··· RECORDS TO PROCESS

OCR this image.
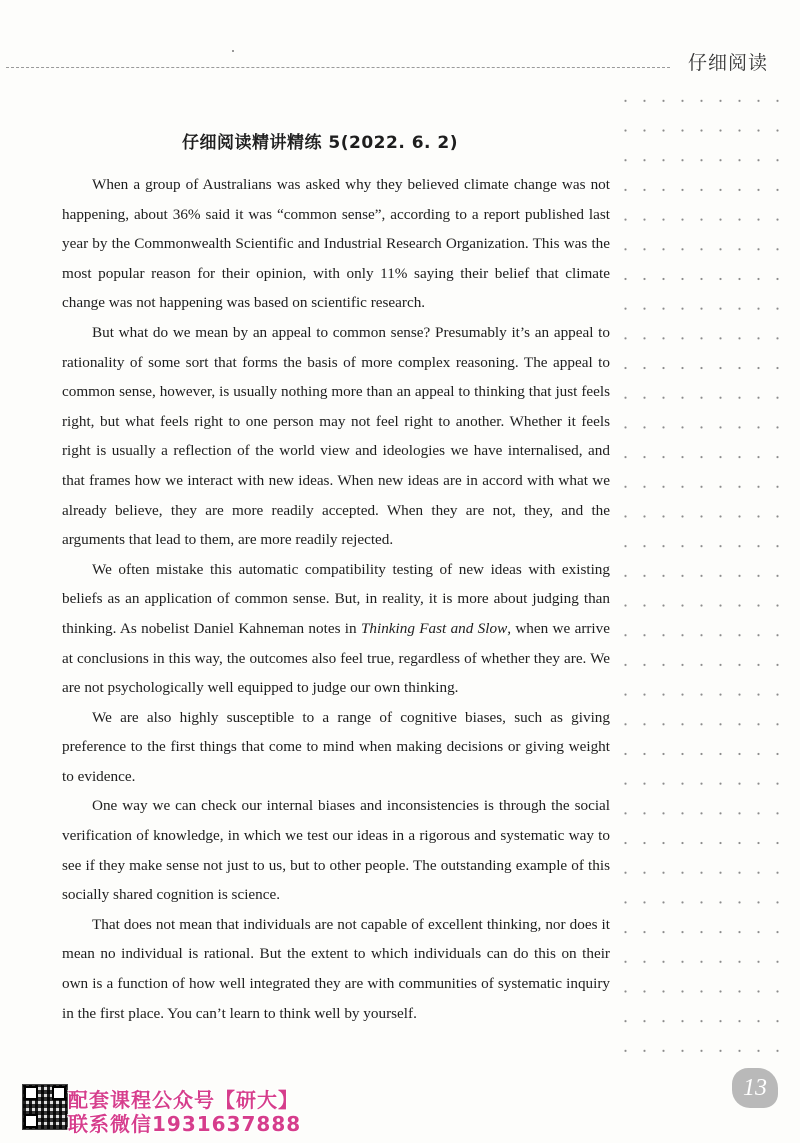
仔细阅读
仔细阅读精讲精练 5(2022. 6. 2)

When a group of Australians was asked why they believed climate change was not happening, about 36% said it was “common sense”, according to a report published last year by the Commonwealth Scientific and Industrial Research Organization. This was the most popular reason for their opinion, with only 11% saying their belief that climate change was not happening was based on scientific research.

But what do we mean by an appeal to common sense? Presumably it’s an appeal to rationality of some sort that forms the basis of more complex reasoning. The appeal to common sense, however, is usually nothing more than an appeal to thinking that just feels right, but what feels right to one person may not feel right to another. Whether it feels right is usually a reflection of the world view and ideologies we have internalised, and that frames how we interact with new ideas. When new ideas are in accord with what we already believe, they are more readily accepted. When they are not, they, and the arguments that lead to them, are more readily rejected.

We often mistake this automatic compatibility testing of new ideas with existing beliefs as an application of common sense. But, in reality, it is more about judging than thinking. As nobelist Daniel Kahneman notes in Thinking Fast and Slow, when we arrive at conclusions in this way, the outcomes also feel true, regardless of whether they are. We are not psychologically well equipped to judge our own thinking.

We are also highly susceptible to a range of cognitive biases, such as giving preference to the first things that come to mind when making decisions or giving weight to evidence.

One way we can check our internal biases and inconsistencies is through the social verification of knowledge, in which we test our ideas in a rigorous and systematic way to see if they make sense not just to us, but to other people. The outstanding example of this socially shared cognition is science.

That does not mean that individuals are not capable of excellent thinking, nor does it mean no individual is rational. But the extent to which individuals can do this on their own is a function of how well integrated they are with communities of systematic inquiry in the first place. You can’t learn to think well by yourself.

配套课程公众号【研大】
联系微信1931637888
13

······

- AIM OF THE EXERCISE: Reproduce all of the data exactly, omitting each picture it holds.

- RESPONSE:
OCR this image.
仔细阅读
仔细阅读精讲精练 5(2022. 6. 2)

When a group of Australians was asked why they believed climate change was not happening, about 36% said it was “common sense”, according to a report published last year by the Commonwealth Scientific and Industrial Research Organization. This was the most popular reason for their opinion, with only 11% saying their belief that climate change was not happening was based on scientific research.

But what do we mean by an appeal to common sense? Presumably it’s an appeal to rationality of some sort that forms the basis of more complex reasoning. The appeal to common sense, however, is usually nothing more than an appeal to thinking that just feels right, but what feels right to one person may not feel right to another. Whether it feels right is usually a reflection of the world view and ideologies we have internalised, and that frames how we interact with new ideas. When new ideas are in accord with what we already believe, they are more readily accepted. When they are not, they, and the arguments that lead to them, are more readily rejected.

We often mistake this automatic compatibility testing of new ideas with existing beliefs as an application of common sense. But, in reality, it is more about judging than thinking. As nobelist Daniel Kahneman notes in Thinking Fast and Slow, when we arrive at conclusions in this way, the outcomes also feel true, regardless of whether they are. We are not psychologically well equipped to judge our own thinking.

We are also highly susceptible to a range of cognitive biases, such as giving preference to the first things that come to mind when making decisions or giving weight to evidence.

One way we can check our internal biases and inconsistencies is through the social verification of knowledge, in which we test our ideas in a rigorous and systematic way to see if they make sense not just to us, but to other people. The outstanding example of this socially shared cognition is science.

That does not mean that individuals are not capable of excellent thinking, nor does it mean no individual is rational. But the extent to which individuals can do this on their own is a function of how well integrated they are with communities of systematic inquiry in the first place. You can’t learn to think well by yourself.

配套课程公众号【研大】
联系微信1931637888
13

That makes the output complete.